## Aim
Restate the records below word for word, and omit the images they hold.

## Supplied material
— start —

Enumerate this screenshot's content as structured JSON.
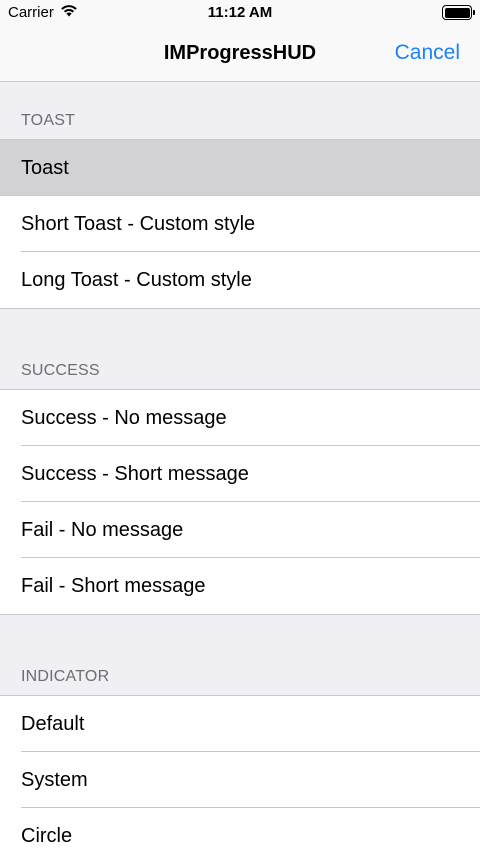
{
  "status_bar": {
    "carrier": "Carrier",
    "time": "11:12 AM",
    "wifi_icon": "wifi-icon",
    "battery_icon": "battery-icon"
  },
  "nav": {
    "title": "IMProgressHUD",
    "cancel_label": "Cancel"
  },
  "colors": {
    "accent": "#1a82fb",
    "selected_row": "#d1d1d6",
    "background": "#efeff4",
    "section_text": "#6d6d72"
  },
  "sections": {
    "toast": {
      "header": "TOAST",
      "items": [
        "Toast",
        "Short Toast - Custom style",
        "Long Toast - Custom style"
      ]
    },
    "success": {
      "header": "SUCCESS",
      "items": [
        "Success - No message",
        "Success - Short message",
        "Fail - No message",
        "Fail - Short message"
      ]
    },
    "indicator": {
      "header": "INDICATOR",
      "items": [
        "Default",
        "System",
        "Circle"
      ]
    }
  }
}
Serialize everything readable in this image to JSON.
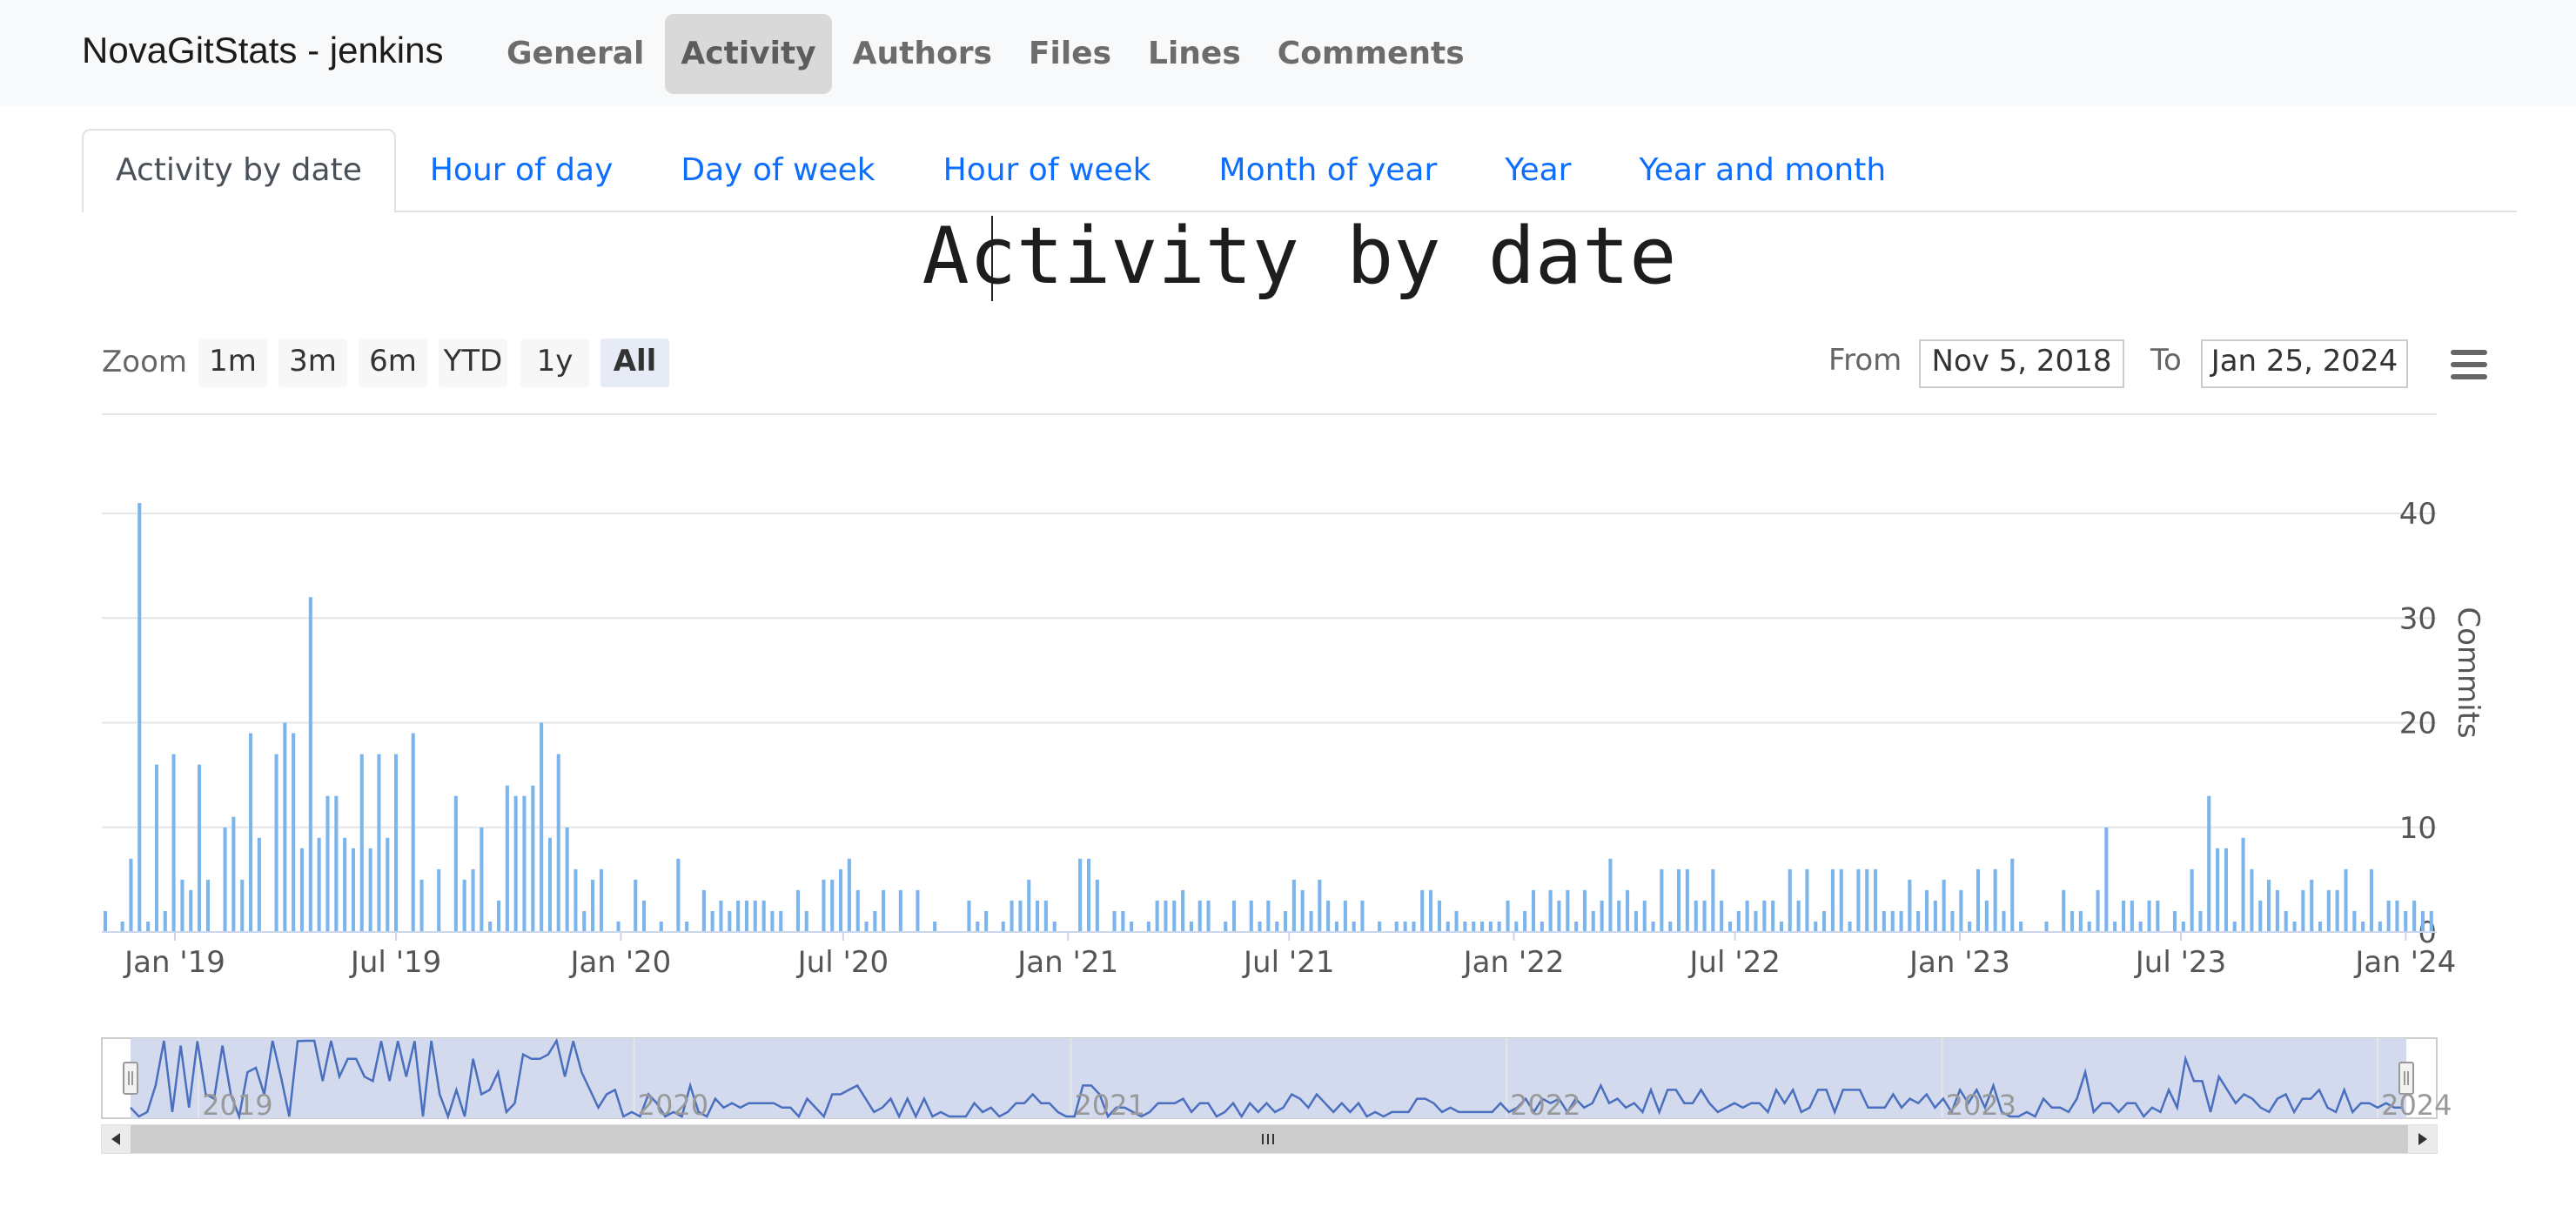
{
  "navbar": {
    "brand": "NovaGitStats - jenkins",
    "links": [
      "General",
      "Activity",
      "Authors",
      "Files",
      "Lines",
      "Comments"
    ],
    "active": "Activity"
  },
  "tabs": {
    "items": [
      "Activity by date",
      "Hour of day",
      "Day of week",
      "Hour of week",
      "Month of year",
      "Year",
      "Year and month"
    ],
    "active": "Activity by date"
  },
  "colors": {
    "bar": "#7cb5ec",
    "navigator_line": "#4a6fbf",
    "navigator_mask": "#d4daee",
    "link": "#0d6efd"
  },
  "chart_data": {
    "type": "bar",
    "title": "Activity by date",
    "ylabel": "Commits",
    "ylim": [
      0,
      40
    ],
    "yticks": [
      0,
      10,
      20,
      30,
      40
    ],
    "grid": true,
    "x_tick_labels": [
      "Jan '19",
      "Jul '19",
      "Jan '20",
      "Jul '20",
      "Jan '21",
      "Jul '21",
      "Jan '22",
      "Jul '22",
      "Jan '23",
      "Jul '23",
      "Jan '24"
    ],
    "range_selector": {
      "zoom_label": "Zoom",
      "buttons": [
        "1m",
        "3m",
        "6m",
        "YTD",
        "1y",
        "All"
      ],
      "selected": "All",
      "from_label": "From",
      "from_value": "Nov 5, 2018",
      "to_label": "To",
      "to_value": "Jan 25, 2024"
    },
    "navigator_labels": [
      "2019",
      "2020",
      "2021",
      "2022",
      "2023",
      "2024"
    ],
    "x_range": [
      "2018-11-05",
      "2024-01-25"
    ],
    "x_interval": "weekly",
    "values": [
      2,
      0,
      1,
      7,
      41,
      1,
      16,
      2,
      17,
      5,
      4,
      16,
      5,
      0,
      10,
      11,
      5,
      19,
      9,
      0,
      17,
      20,
      19,
      8,
      32,
      9,
      13,
      13,
      9,
      8,
      17,
      8,
      17,
      9,
      17,
      0,
      19,
      5,
      0,
      6,
      0,
      13,
      5,
      6,
      10,
      1,
      3,
      14,
      13,
      13,
      14,
      20,
      9,
      17,
      10,
      6,
      2,
      5,
      6,
      0,
      1,
      0,
      5,
      3,
      0,
      1,
      0,
      7,
      1,
      0,
      4,
      2,
      3,
      2,
      3,
      3,
      3,
      3,
      2,
      2,
      0,
      4,
      2,
      0,
      5,
      5,
      6,
      7,
      4,
      1,
      2,
      4,
      0,
      4,
      0,
      4,
      0,
      1,
      0,
      0,
      0,
      3,
      1,
      2,
      0,
      1,
      3,
      3,
      5,
      3,
      3,
      1,
      0,
      0,
      7,
      7,
      5,
      0,
      2,
      2,
      1,
      0,
      1,
      3,
      3,
      3,
      4,
      1,
      3,
      3,
      0,
      1,
      3,
      0,
      3,
      1,
      3,
      1,
      2,
      5,
      4,
      2,
      5,
      3,
      1,
      3,
      1,
      3,
      0,
      1,
      0,
      1,
      1,
      1,
      4,
      4,
      3,
      1,
      2,
      1,
      1,
      1,
      1,
      1,
      3,
      1,
      2,
      4,
      1,
      4,
      3,
      4,
      1,
      4,
      2,
      3,
      7,
      3,
      4,
      2,
      3,
      1,
      6,
      1,
      6,
      6,
      3,
      3,
      6,
      3,
      1,
      2,
      3,
      2,
      3,
      3,
      1,
      6,
      3,
      6,
      1,
      2,
      6,
      6,
      1,
      6,
      6,
      6,
      2,
      2,
      2,
      5,
      2,
      4,
      3,
      5,
      2,
      4,
      1,
      6,
      3,
      6,
      2,
      7,
      1,
      0,
      0,
      1,
      0,
      4,
      2,
      2,
      1,
      4,
      10,
      1,
      3,
      3,
      1,
      3,
      3,
      0,
      2,
      1,
      6,
      2,
      13,
      8,
      8,
      1,
      9,
      6,
      3,
      5,
      4,
      2,
      1,
      4,
      5,
      1,
      4,
      4,
      6,
      2,
      1,
      6,
      1,
      3,
      3,
      2,
      3,
      2,
      2,
      5,
      3,
      5,
      2,
      3,
      1,
      3,
      4,
      1,
      1,
      0,
      0,
      2
    ]
  }
}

— end —

## Task output
Enumerate this screenshot's content as structured JSON.
{
  "status_bar": {
    "carrier": "Carrier",
    "time": "11:12 AM",
    "wifi_icon": "wifi-icon",
    "battery_icon": "battery-icon"
  },
  "nav": {
    "title": "IMProgressHUD",
    "cancel_label": "Cancel"
  },
  "colors": {
    "accent": "#1a82fb",
    "selected_row": "#d1d1d6",
    "background": "#efeff4",
    "section_text": "#6d6d72"
  },
  "sections": {
    "toast": {
      "header": "TOAST",
      "items": [
        "Toast",
        "Short Toast - Custom style",
        "Long Toast - Custom style"
      ]
    },
    "success": {
      "header": "SUCCESS",
      "items": [
        "Success - No message",
        "Success - Short message",
        "Fail - No message",
        "Fail - Short message"
      ]
    },
    "indicator": {
      "header": "INDICATOR",
      "items": [
        "Default",
        "System",
        "Circle"
      ]
    }
  }
}
Serialize everything readable in this image to JSON.
{
  "navbar": {
    "brand": "NovaGitStats - jenkins",
    "links": [
      "General",
      "Activity",
      "Authors",
      "Files",
      "Lines",
      "Comments"
    ],
    "active": "Activity"
  },
  "tabs": {
    "items": [
      "Activity by date",
      "Hour of day",
      "Day of week",
      "Hour of week",
      "Month of year",
      "Year",
      "Year and month"
    ],
    "active": "Activity by date"
  },
  "colors": {
    "bar": "#7cb5ec",
    "navigator_line": "#4a6fbf",
    "navigator_mask": "#d4daee",
    "link": "#0d6efd"
  },
  "chart_data": {
    "type": "bar",
    "title": "Activity by date",
    "ylabel": "Commits",
    "ylim": [
      0,
      40
    ],
    "yticks": [
      0,
      10,
      20,
      30,
      40
    ],
    "grid": true,
    "x_tick_labels": [
      "Jan '19",
      "Jul '19",
      "Jan '20",
      "Jul '20",
      "Jan '21",
      "Jul '21",
      "Jan '22",
      "Jul '22",
      "Jan '23",
      "Jul '23",
      "Jan '24"
    ],
    "range_selector": {
      "zoom_label": "Zoom",
      "buttons": [
        "1m",
        "3m",
        "6m",
        "YTD",
        "1y",
        "All"
      ],
      "selected": "All",
      "from_label": "From",
      "from_value": "Nov 5, 2018",
      "to_label": "To",
      "to_value": "Jan 25, 2024"
    },
    "navigator_labels": [
      "2019",
      "2020",
      "2021",
      "2022",
      "2023",
      "2024"
    ],
    "x_range": [
      "2018-11-05",
      "2024-01-25"
    ],
    "x_interval": "weekly",
    "values": [
      2,
      0,
      1,
      7,
      41,
      1,
      16,
      2,
      17,
      5,
      4,
      16,
      5,
      0,
      10,
      11,
      5,
      19,
      9,
      0,
      17,
      20,
      19,
      8,
      32,
      9,
      13,
      13,
      9,
      8,
      17,
      8,
      17,
      9,
      17,
      0,
      19,
      5,
      0,
      6,
      0,
      13,
      5,
      6,
      10,
      1,
      3,
      14,
      13,
      13,
      14,
      20,
      9,
      17,
      10,
      6,
      2,
      5,
      6,
      0,
      1,
      0,
      5,
      3,
      0,
      1,
      0,
      7,
      1,
      0,
      4,
      2,
      3,
      2,
      3,
      3,
      3,
      3,
      2,
      2,
      0,
      4,
      2,
      0,
      5,
      5,
      6,
      7,
      4,
      1,
      2,
      4,
      0,
      4,
      0,
      4,
      0,
      1,
      0,
      0,
      0,
      3,
      1,
      2,
      0,
      1,
      3,
      3,
      5,
      3,
      3,
      1,
      0,
      0,
      7,
      7,
      5,
      0,
      2,
      2,
      1,
      0,
      1,
      3,
      3,
      3,
      4,
      1,
      3,
      3,
      0,
      1,
      3,
      0,
      3,
      1,
      3,
      1,
      2,
      5,
      4,
      2,
      5,
      3,
      1,
      3,
      1,
      3,
      0,
      1,
      0,
      1,
      1,
      1,
      4,
      4,
      3,
      1,
      2,
      1,
      1,
      1,
      1,
      1,
      3,
      1,
      2,
      4,
      1,
      4,
      3,
      4,
      1,
      4,
      2,
      3,
      7,
      3,
      4,
      2,
      3,
      1,
      6,
      1,
      6,
      6,
      3,
      3,
      6,
      3,
      1,
      2,
      3,
      2,
      3,
      3,
      1,
      6,
      3,
      6,
      1,
      2,
      6,
      6,
      1,
      6,
      6,
      6,
      2,
      2,
      2,
      5,
      2,
      4,
      3,
      5,
      2,
      4,
      1,
      6,
      3,
      6,
      2,
      7,
      1,
      0,
      0,
      1,
      0,
      4,
      2,
      2,
      1,
      4,
      10,
      1,
      3,
      3,
      1,
      3,
      3,
      0,
      2,
      1,
      6,
      2,
      13,
      8,
      8,
      1,
      9,
      6,
      3,
      5,
      4,
      2,
      1,
      4,
      5,
      1,
      4,
      4,
      6,
      2,
      1,
      6,
      1,
      3,
      3,
      2,
      3,
      2,
      2,
      5,
      3,
      5,
      2,
      3,
      1,
      3,
      4,
      1,
      1,
      0,
      0,
      2
    ]
  }
}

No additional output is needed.